- Exercises to complete
1: Duplicate the portion of the mailing-list post about Mathematica's RSquared value between "- To: mathgroup" and "06:06:24 -0400 (EDT)", inclusive.
2: In the mailing-list post about Mathematica's RSquared value, why does the questioner suspect Mathematica's result is wrong? Answer in one to three sentences.
3: Resume the mailing-list post about Mathematica's RSquared value after its final sentence.

- Document section
=== Begin Enclosure ===

Re: Mathematica calculates RSquared wrongly?
- To: mathgroup at smc.vnet.net
- Subject: [mg112729] Re: Mathematica calculates RSquared wrongly?
- From: Darren Glosemeyer <darreng at wolfram.com>
- Date: Tue, 28 Sep 2010 06:06:24 -0400 (EDT)
On 9/27/2010 4:47 AM, Lawrence Teo wrote:
> sbbBN = {{-0.582258428`, 0.49531889`}, {-2.475512593`,
> 0.751434565`}, {-1.508540016`, 0.571212292`}, {2.004747546`,
> 0.187621117`}, {1.139972167`, 0.297735572`}, {-0.724053077`,
> 0.457858443`}, {-0.830992757`, 0.313642502`}, {-3.830561204`,
> 0.81639874`}, {-2.357296433`, 0.804397821`}, {0.986610836`,
> 0.221932888`}, {-0.513640368`, 0.704999208`}, {-1.508540016`,
> 0.798426867`}};
>
> nlm = NonlinearModelFit[sbbBN, a*x^2 + b*x + c, {a, b, c}, x]
> nlm["RSquared"]
>
>
> The RSquared by Mathematica is 0.963173
> Meanwhile, Excel and manual hand calculation show that R^2 should be
> equal to 0.7622.
>
> Is Mathematica wrong? Thanks!

=== End Enclosure ===

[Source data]
=== Begin Enclosure ===

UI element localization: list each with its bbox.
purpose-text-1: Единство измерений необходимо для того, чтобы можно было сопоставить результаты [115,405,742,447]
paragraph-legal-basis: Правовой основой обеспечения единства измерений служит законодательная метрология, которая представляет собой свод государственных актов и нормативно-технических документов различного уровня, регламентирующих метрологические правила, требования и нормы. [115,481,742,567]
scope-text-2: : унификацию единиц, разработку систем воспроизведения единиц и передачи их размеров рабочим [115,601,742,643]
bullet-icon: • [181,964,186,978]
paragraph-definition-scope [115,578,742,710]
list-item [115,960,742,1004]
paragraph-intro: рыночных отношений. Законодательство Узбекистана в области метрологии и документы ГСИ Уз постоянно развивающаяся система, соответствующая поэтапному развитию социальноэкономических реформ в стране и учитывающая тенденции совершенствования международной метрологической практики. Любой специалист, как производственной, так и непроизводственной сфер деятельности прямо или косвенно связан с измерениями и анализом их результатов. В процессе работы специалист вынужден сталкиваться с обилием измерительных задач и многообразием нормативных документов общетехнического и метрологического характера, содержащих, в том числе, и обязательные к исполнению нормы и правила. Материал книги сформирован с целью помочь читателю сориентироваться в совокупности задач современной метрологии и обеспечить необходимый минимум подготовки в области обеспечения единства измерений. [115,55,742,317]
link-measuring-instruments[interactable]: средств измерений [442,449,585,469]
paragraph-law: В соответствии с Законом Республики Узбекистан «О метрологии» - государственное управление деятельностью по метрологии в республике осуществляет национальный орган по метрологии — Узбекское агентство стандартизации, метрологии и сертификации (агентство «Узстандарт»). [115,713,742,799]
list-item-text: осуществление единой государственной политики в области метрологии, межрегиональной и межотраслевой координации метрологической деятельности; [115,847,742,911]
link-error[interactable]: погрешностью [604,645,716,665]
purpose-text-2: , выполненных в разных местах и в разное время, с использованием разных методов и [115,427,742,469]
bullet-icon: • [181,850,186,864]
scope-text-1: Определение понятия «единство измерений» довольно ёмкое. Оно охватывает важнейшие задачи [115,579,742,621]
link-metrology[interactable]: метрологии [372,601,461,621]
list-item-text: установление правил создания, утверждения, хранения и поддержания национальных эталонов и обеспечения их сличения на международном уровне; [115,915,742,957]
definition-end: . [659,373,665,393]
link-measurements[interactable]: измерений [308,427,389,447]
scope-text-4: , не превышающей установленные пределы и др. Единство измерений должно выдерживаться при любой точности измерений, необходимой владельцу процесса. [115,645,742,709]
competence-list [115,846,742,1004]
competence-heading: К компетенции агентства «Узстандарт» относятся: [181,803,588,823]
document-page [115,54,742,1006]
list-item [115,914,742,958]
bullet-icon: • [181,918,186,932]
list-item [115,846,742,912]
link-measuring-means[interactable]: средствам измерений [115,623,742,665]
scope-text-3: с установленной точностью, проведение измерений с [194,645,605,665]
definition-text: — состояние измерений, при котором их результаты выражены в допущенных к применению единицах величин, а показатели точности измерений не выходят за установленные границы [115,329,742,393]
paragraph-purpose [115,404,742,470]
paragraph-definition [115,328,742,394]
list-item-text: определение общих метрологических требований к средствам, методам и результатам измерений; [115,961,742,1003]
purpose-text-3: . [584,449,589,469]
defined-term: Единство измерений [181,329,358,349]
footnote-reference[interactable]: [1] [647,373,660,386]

=== End Enclosure ===

- Your written answers
1:
- To: mathgroup at smc.vnet.net
- Subject: [mg112729] Re: Mathematica calculates RSquared wrongly?
- From: Darren Glosemeyer <darreng at wolfram.com>
- Date: Tue, 28 Sep 2010 06:06:24 -0400 (EDT)

2: Mathematica reports an RSquared of 0.963173 for the fit. Excel and a manual hand calculation both give 0.7622, so the questioner asks whether Mathematica is wrong.

3:
>
>
This is as designed. For nonlinear models, the corrected (i.e. with the
mean subtracted out) sum of squares is sometimes used. This is
consistent with comparing to a constant model, but most nonlinear models
do not include a constant in an additive way. For this reason,
NonlinearModelFit uses the uncorrected (i.e. without subtracting out the
mean) sum of squares.
Because the model you are using is a linear model, you could instead use
LinearModelFit, which uses corrected sums of squares if a constant term
is present and assumes a constant term is present unless it is told
otherwise.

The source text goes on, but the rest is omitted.